#### LISTING

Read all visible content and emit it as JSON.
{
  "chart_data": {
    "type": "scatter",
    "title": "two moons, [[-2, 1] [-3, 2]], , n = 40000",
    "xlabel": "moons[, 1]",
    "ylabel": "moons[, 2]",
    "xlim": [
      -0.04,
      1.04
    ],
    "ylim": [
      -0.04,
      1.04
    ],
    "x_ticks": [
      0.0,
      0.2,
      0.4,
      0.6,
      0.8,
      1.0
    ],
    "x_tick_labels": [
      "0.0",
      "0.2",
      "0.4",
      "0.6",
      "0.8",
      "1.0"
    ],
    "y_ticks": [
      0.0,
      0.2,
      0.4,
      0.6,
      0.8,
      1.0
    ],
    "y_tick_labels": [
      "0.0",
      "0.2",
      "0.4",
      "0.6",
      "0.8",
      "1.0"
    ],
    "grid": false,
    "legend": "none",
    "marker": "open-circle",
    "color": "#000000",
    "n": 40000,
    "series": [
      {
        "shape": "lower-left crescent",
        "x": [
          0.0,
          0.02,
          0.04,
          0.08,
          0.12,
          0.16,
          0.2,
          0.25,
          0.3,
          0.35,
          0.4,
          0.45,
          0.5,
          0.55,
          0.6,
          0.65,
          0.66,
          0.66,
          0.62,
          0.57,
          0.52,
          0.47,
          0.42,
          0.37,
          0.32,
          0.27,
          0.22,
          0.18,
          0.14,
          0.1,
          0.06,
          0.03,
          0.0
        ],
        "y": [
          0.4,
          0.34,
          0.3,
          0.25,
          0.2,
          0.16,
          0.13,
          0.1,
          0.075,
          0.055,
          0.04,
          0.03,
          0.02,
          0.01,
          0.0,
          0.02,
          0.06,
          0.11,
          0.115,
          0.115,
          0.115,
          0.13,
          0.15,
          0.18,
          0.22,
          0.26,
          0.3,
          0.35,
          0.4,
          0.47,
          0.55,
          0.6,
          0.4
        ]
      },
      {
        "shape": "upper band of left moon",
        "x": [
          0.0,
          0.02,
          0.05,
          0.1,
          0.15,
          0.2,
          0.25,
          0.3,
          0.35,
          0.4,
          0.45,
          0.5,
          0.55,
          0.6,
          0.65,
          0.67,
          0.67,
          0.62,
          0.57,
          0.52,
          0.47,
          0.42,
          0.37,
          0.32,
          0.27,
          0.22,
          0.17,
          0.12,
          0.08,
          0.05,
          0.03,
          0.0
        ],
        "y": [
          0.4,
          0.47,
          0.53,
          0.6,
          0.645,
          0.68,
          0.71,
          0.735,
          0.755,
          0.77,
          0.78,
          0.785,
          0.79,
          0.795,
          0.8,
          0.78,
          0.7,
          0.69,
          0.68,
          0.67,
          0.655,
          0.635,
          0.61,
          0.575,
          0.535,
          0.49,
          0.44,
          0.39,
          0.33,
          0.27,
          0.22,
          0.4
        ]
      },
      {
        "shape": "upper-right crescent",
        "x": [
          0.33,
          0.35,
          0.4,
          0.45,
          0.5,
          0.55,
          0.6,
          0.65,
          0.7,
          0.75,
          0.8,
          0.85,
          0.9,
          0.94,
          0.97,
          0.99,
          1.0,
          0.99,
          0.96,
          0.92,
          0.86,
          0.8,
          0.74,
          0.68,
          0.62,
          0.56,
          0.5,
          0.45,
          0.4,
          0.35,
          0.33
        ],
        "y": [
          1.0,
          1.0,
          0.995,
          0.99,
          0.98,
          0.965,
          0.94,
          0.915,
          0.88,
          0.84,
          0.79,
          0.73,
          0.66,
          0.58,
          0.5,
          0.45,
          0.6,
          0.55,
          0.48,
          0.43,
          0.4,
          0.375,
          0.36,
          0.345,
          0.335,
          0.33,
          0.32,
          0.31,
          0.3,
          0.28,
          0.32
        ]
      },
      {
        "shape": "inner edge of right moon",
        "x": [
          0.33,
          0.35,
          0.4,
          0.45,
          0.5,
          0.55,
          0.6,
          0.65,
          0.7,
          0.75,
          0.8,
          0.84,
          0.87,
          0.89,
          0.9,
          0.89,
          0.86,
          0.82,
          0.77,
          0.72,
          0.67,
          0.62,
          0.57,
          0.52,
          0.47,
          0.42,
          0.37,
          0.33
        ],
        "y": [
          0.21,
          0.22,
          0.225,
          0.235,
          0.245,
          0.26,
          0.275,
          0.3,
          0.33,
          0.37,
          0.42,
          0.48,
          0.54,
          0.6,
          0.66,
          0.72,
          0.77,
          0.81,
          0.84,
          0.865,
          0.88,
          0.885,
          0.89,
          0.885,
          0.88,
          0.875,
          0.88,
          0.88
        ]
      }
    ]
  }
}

########

PROMPT:
All entries shown above should be printed again exactly.

EXERCISE SOLUTION:
Read all visible content and emit it as JSON.
{
  "chart_data": {
    "type": "scatter",
    "title": "two moons, [[-2, 1] [-3, 2]], , n = 40000",
    "xlabel": "moons[, 1]",
    "ylabel": "moons[, 2]",
    "xlim": [
      -0.04,
      1.04
    ],
    "ylim": [
      -0.04,
      1.04
    ],
    "x_ticks": [
      0.0,
      0.2,
      0.4,
      0.6,
      0.8,
      1.0
    ],
    "x_tick_labels": [
      "0.0",
      "0.2",
      "0.4",
      "0.6",
      "0.8",
      "1.0"
    ],
    "y_ticks": [
      0.0,
      0.2,
      0.4,
      0.6,
      0.8,
      1.0
    ],
    "y_tick_labels": [
      "0.0",
      "0.2",
      "0.4",
      "0.6",
      "0.8",
      "1.0"
    ],
    "grid": false,
    "legend": "none",
    "marker": "open-circle",
    "color": "#000000",
    "n": 40000,
    "series": [
      {
        "shape": "lower-left crescent",
        "x": [
          0.0,
          0.02,
          0.04,
          0.08,
          0.12,
          0.16,
          0.2,
          0.25,
          0.3,
          0.35,
          0.4,
          0.45,
          0.5,
          0.55,
          0.6,
          0.65,
          0.66,
          0.66,
          0.62,
          0.57,
          0.52,
          0.47,
          0.42,
          0.37,
          0.32,
          0.27,
          0.22,
          0.18,
          0.14,
          0.1,
          0.06,
          0.03,
          0.0
        ],
        "y": [
          0.4,
          0.34,
          0.3,
          0.25,
          0.2,
          0.16,
          0.13,
          0.1,
          0.075,
          0.055,
          0.04,
          0.03,
          0.02,
          0.01,
          0.0,
          0.02,
          0.06,
          0.11,
          0.115,
          0.115,
          0.115,
          0.13,
          0.15,
          0.18,
          0.22,
          0.26,
          0.3,
          0.35,
          0.4,
          0.47,
          0.55,
          0.6,
          0.4
        ]
      },
      {
        "shape": "upper band of left moon",
        "x": [
          0.0,
          0.02,
          0.05,
          0.1,
          0.15,
          0.2,
          0.25,
          0.3,
          0.35,
          0.4,
          0.45,
          0.5,
          0.55,
          0.6,
          0.65,
          0.67,
          0.67,
          0.62,
          0.57,
          0.52,
          0.47,
          0.42,
          0.37,
          0.32,
          0.27,
          0.22,
          0.17,
          0.12,
          0.08,
          0.05,
          0.03,
          0.0
        ],
        "y": [
          0.4,
          0.47,
          0.53,
          0.6,
          0.645,
          0.68,
          0.71,
          0.735,
          0.755,
          0.77,
          0.78,
          0.785,
          0.79,
          0.795,
          0.8,
          0.78,
          0.7,
          0.69,
          0.68,
          0.67,
          0.655,
          0.635,
          0.61,
          0.575,
          0.535,
          0.49,
          0.44,
          0.39,
          0.33,
          0.27,
          0.22,
          0.4
        ]
      },
      {
        "shape": "upper-right crescent",
        "x": [
          0.33,
          0.35,
          0.4,
          0.45,
          0.5,
          0.55,
          0.6,
          0.65,
          0.7,
          0.75,
          0.8,
          0.85,
          0.9,
          0.94,
          0.97,
          0.99,
          1.0,
          0.99,
          0.96,
          0.92,
          0.86,
          0.8,
          0.74,
          0.68,
          0.62,
          0.56,
          0.5,
          0.45,
          0.4,
          0.35,
          0.33
        ],
        "y": [
          1.0,
          1.0,
          0.995,
          0.99,
          0.98,
          0.965,
          0.94,
          0.915,
          0.88,
          0.84,
          0.79,
          0.73,
          0.66,
          0.58,
          0.5,
          0.45,
          0.6,
          0.55,
          0.48,
          0.43,
          0.4,
          0.375,
          0.36,
          0.345,
          0.335,
          0.33,
          0.32,
          0.31,
          0.3,
          0.28,
          0.32
        ]
      },
      {
        "shape": "inner edge of right moon",
        "x": [
          0.33,
          0.35,
          0.4,
          0.45,
          0.5,
          0.55,
          0.6,
          0.65,
          0.7,
          0.75,
          0.8,
          0.84,
          0.87,
          0.89,
          0.9,
          0.89,
          0.86,
          0.82,
          0.77,
          0.72,
          0.67,
          0.62,
          0.57,
          0.52,
          0.47,
          0.42,
          0.37,
          0.33
        ],
        "y": [
          0.21,
          0.22,
          0.225,
          0.235,
          0.245,
          0.26,
          0.275,
          0.3,
          0.33,
          0.37,
          0.42,
          0.48,
          0.54,
          0.6,
          0.66,
          0.72,
          0.77,
          0.81,
          0.84,
          0.865,
          0.88,
          0.885,
          0.89,
          0.885,
          0.88,
          0.875,
          0.88,
          0.88
        ]
      }
    ]
  }
}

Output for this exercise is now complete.